> _Objective_: Scan the data below and pick out the lines containing the word "this".
** Start Exercise input **
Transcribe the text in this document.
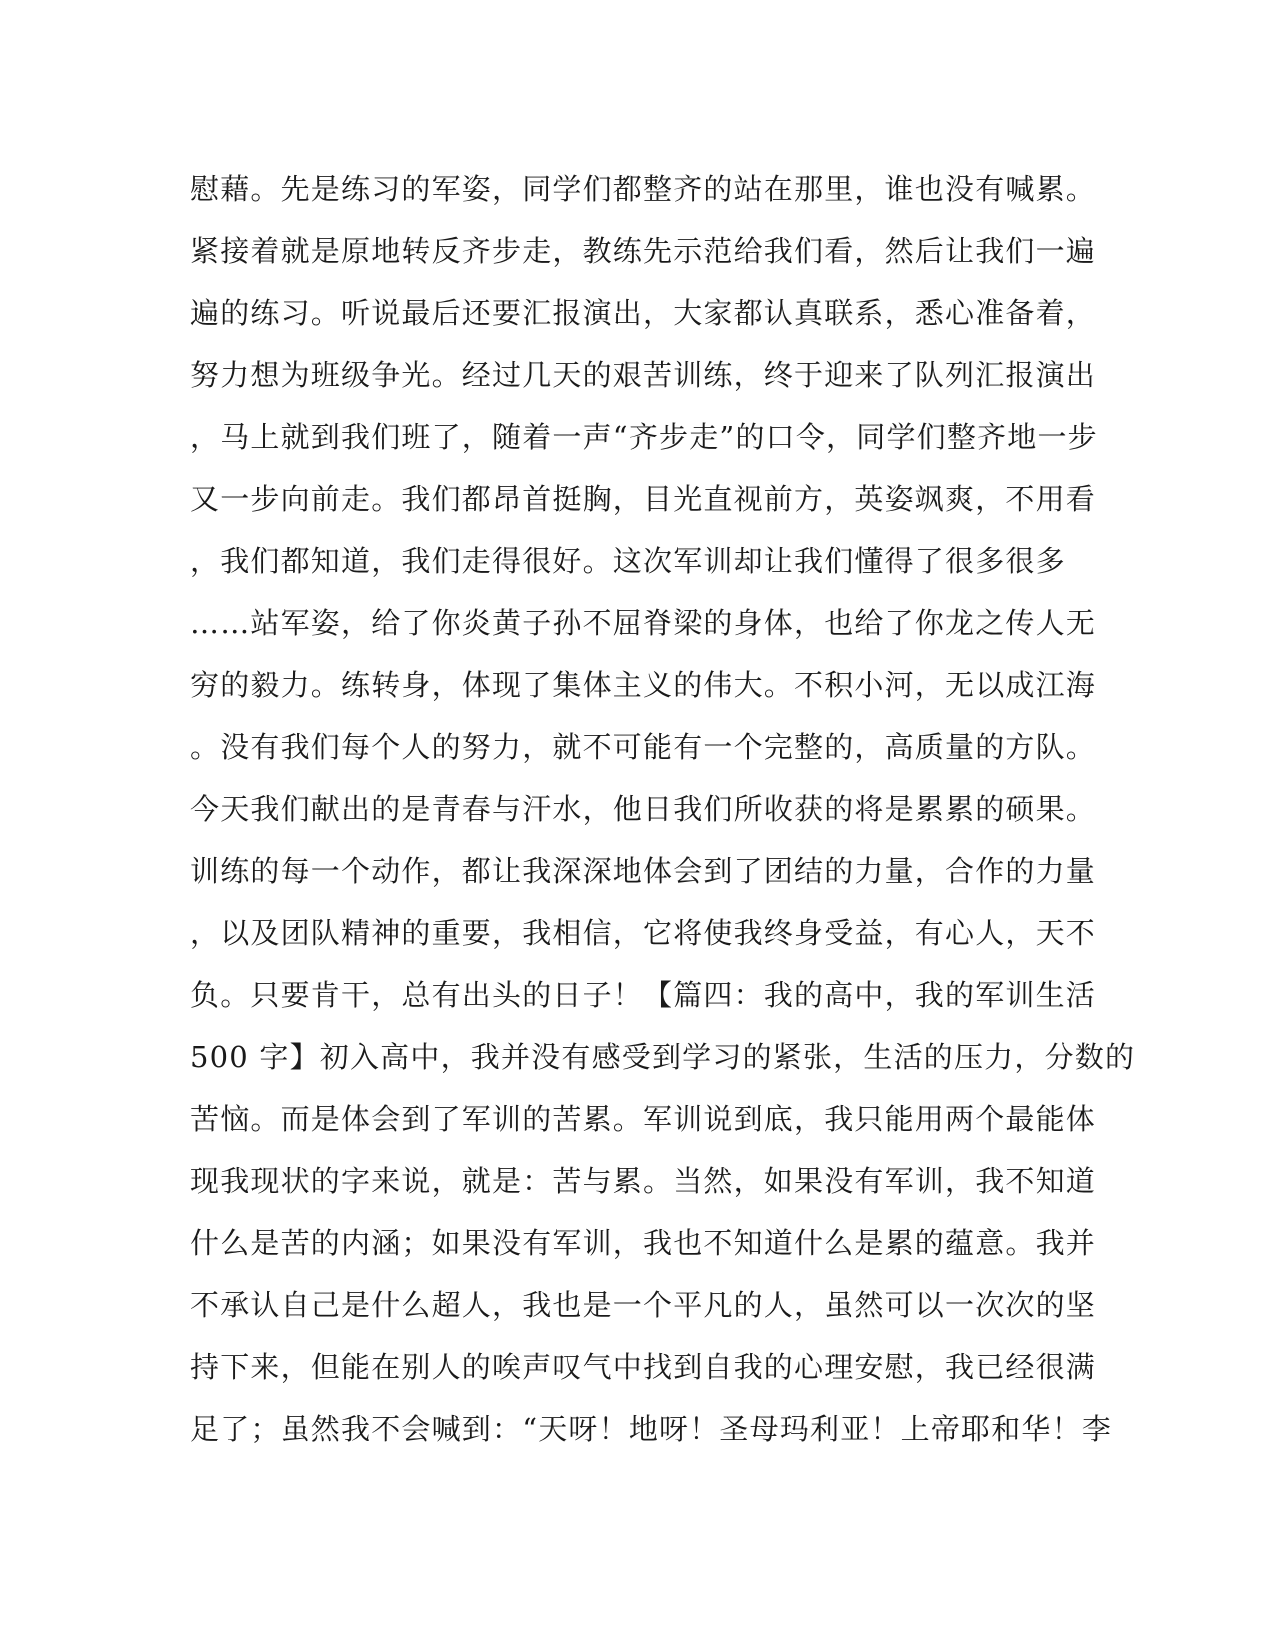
慰藉。先是练习的军姿，同学们都整齐的站在那里，谁也没有喊累。
紧接着就是原地转反齐步走，教练先示范给我们看，然后让我们一遍
遍的练习。听说最后还要汇报演出，大家都认真联系，悉心准备着，
努力想为班级争光。经过几天的艰苦训练，终于迎来了队列汇报演出
，马上就到我们班了，随着一声“齐步走”的口令，同学们整齐地一步
又一步向前走。我们都昂首挺胸，目光直视前方，英姿飒爽，不用看
，我们都知道，我们走得很好。这次军训却让我们懂得了很多很多
……站军姿，给了你炎黄子孙不屈脊梁的身体，也给了你龙之传人无
穷的毅力。练转身，体现了集体主义的伟大。不积小河，无以成江海
。没有我们每个人的努力，就不可能有一个完整的，高质量的方队。
今天我们献出的是青春与汗水，他日我们所收获的将是累累的硕果。
训练的每一个动作，都让我深深地体会到了团结的力量，合作的力量
，以及团队精神的重要，我相信，它将使我终身受益，有心人，天不
负。只要肯干，总有出头的日子！【篇四：我的高中，我的军训生活
500 字】初入高中，我并没有感受到学习的紧张，生活的压力，分数的
苦恼。而是体会到了军训的苦累。军训说到底，我只能用两个最能体
现我现状的字来说，就是：苦与累。当然，如果没有军训，我不知道
什么是苦的内涵；如果没有军训，我也不知道什么是累的蕴意。我并
不承认自己是什么超人，我也是一个平凡的人，虽然可以一次次的坚
持下来，但能在别人的唉声叹气中找到自我的心理安慰，我已经很满
足了；虽然我不会喊到：“天呀！地呀！圣母玛利亚！上帝耶和华！李
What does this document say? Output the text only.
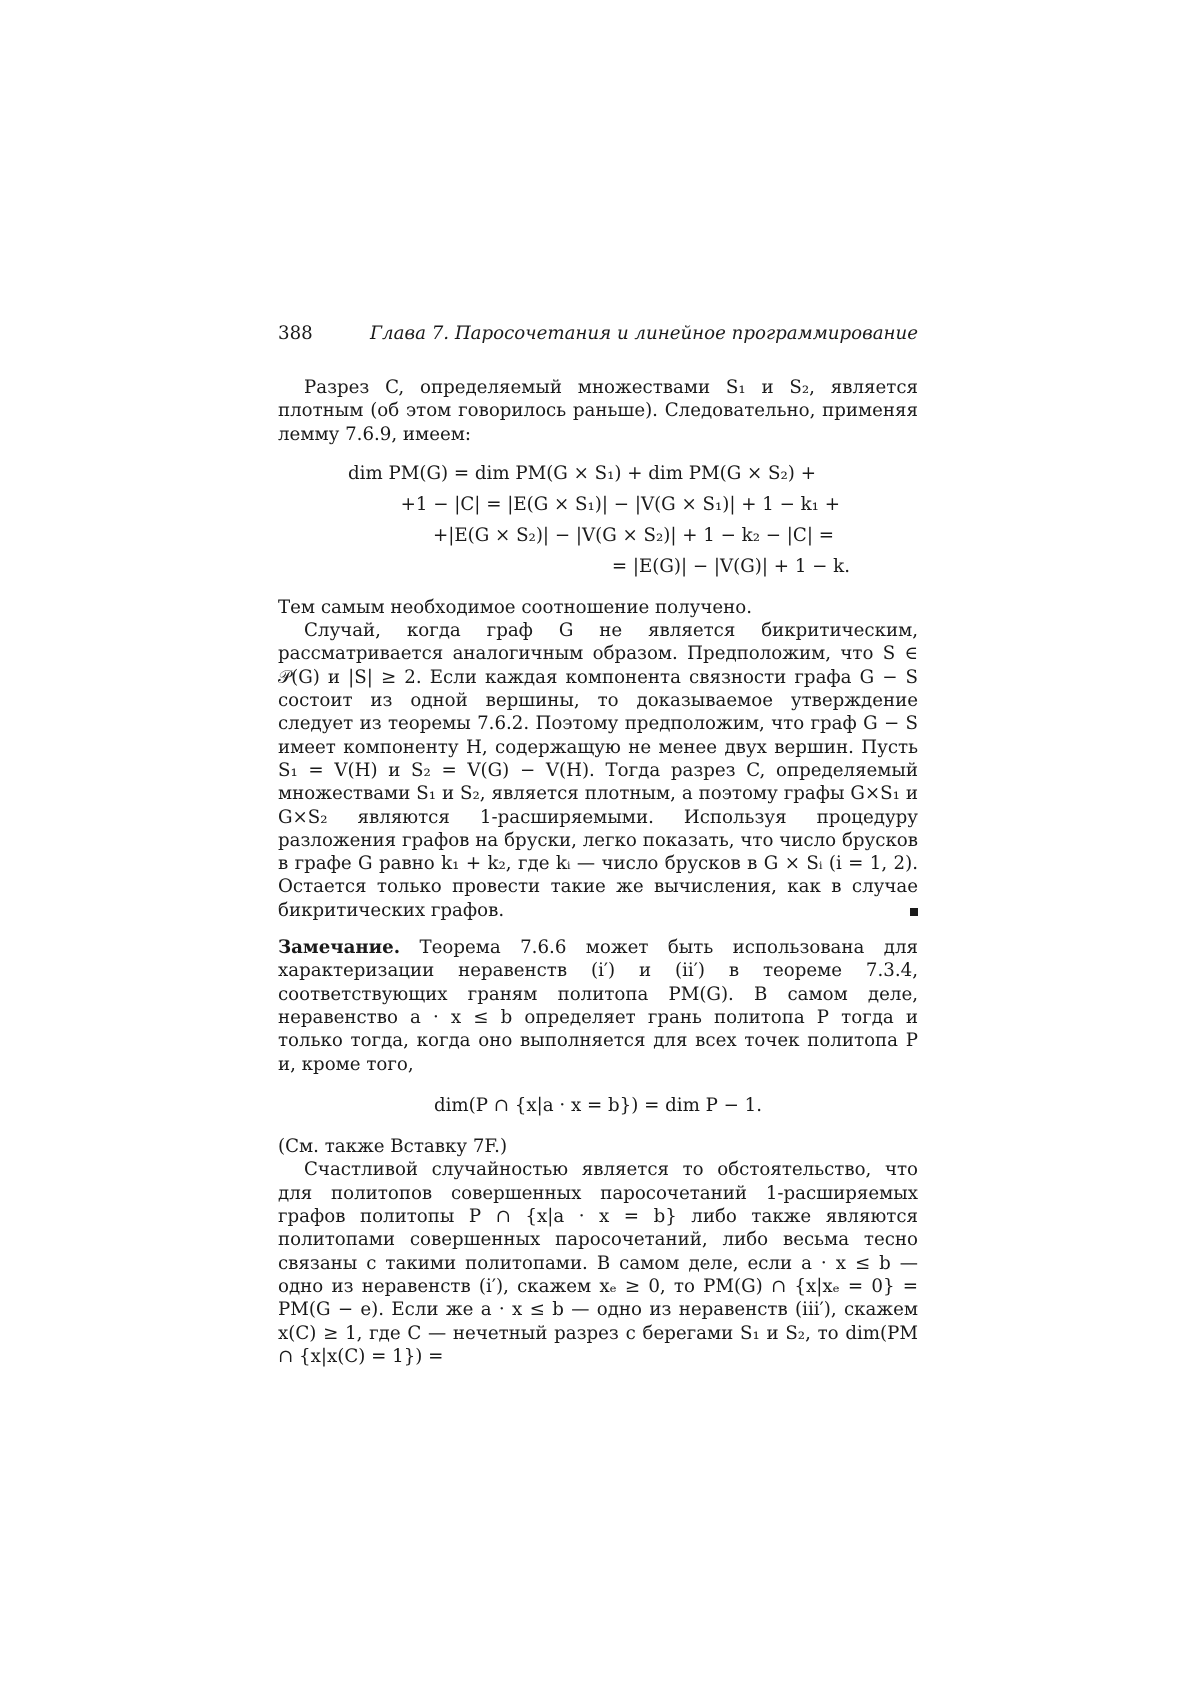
388	Глава 7. Паросочетания и линейное программирование

Разрез C, определяемый множествами S₁ и S₂, является плотным (об этом говорилось раньше). Следовательно, применяя лемму 7.6.9, имеем:

dim PM(G) = dim PM(G × S₁) + dim PM(G × S₂) +
+1 − |C| = |E(G × S₁)| − |V(G × S₁)| + 1 − k₁ +
+|E(G × S₂)| − |V(G × S₂)| + 1 − k₂ − |C| =
= |E(G)| − |V(G)| + 1 − k.

Тем самым необходимое соотношение получено.

Случай, когда граф G не является бикритическим, рассматривается аналогичным образом. Предположим, что S ∈ 𝒫(G) и |S| ≥ 2. Если каждая компонента связности графа G − S состоит из одной вершины, то доказываемое утверждение следует из теоремы 7.6.2. Поэтому предположим, что граф G − S имеет компоненту H, содержащую не менее двух вершин. Пусть S₁ = V(H) и S₂ = V(G) − V(H). Тогда разрез C, определяемый множествами S₁ и S₂, является плотным, а поэтому графы G×S₁ и G×S₂ являются 1-расширяемыми. Используя процедуру разложения графов на бруски, легко показать, что число брусков в графе G равно k₁ + k₂, где kᵢ — число брусков в G × Sᵢ (i = 1, 2). Остается только провести такие же вычисления, как в случае бикритических графов.

Замечание. Теорема 7.6.6 может быть использована для характеризации неравенств (i′) и (ii′) в теореме 7.3.4, соответствующих граням политопа PM(G). В самом деле, неравенство a · x ≤ b определяет грань политопа P тогда и только тогда, когда оно выполняется для всех точек политопа P и, кроме того,

dim(P ∩ {x|a · x = b}) = dim P − 1.

(См. также Вставку 7F.)

Счастливой случайностью является то обстоятельство, что для политопов совершенных паросочетаний 1-расширяемых графов политопы P ∩ {x|a · x = b} либо также являются политопами совершенных паросочетаний, либо весьма тесно связаны с такими политопами. В самом деле, если a · x ≤ b — одно из неравенств (i′), скажем xₑ ≥ 0, то PM(G) ∩ {x|xₑ = 0} = PM(G − e). Если же a · x ≤ b — одно из неравенств (iii′), скажем x(C) ≥ 1, где C — нечетный разрез с берегами S₁ и S₂, то dim(PM ∩ {x|x(C) = 1}) =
** End Exercise input **
> _Completed task_:
Transcribe the text in this document.
What does this document say? Output the text only.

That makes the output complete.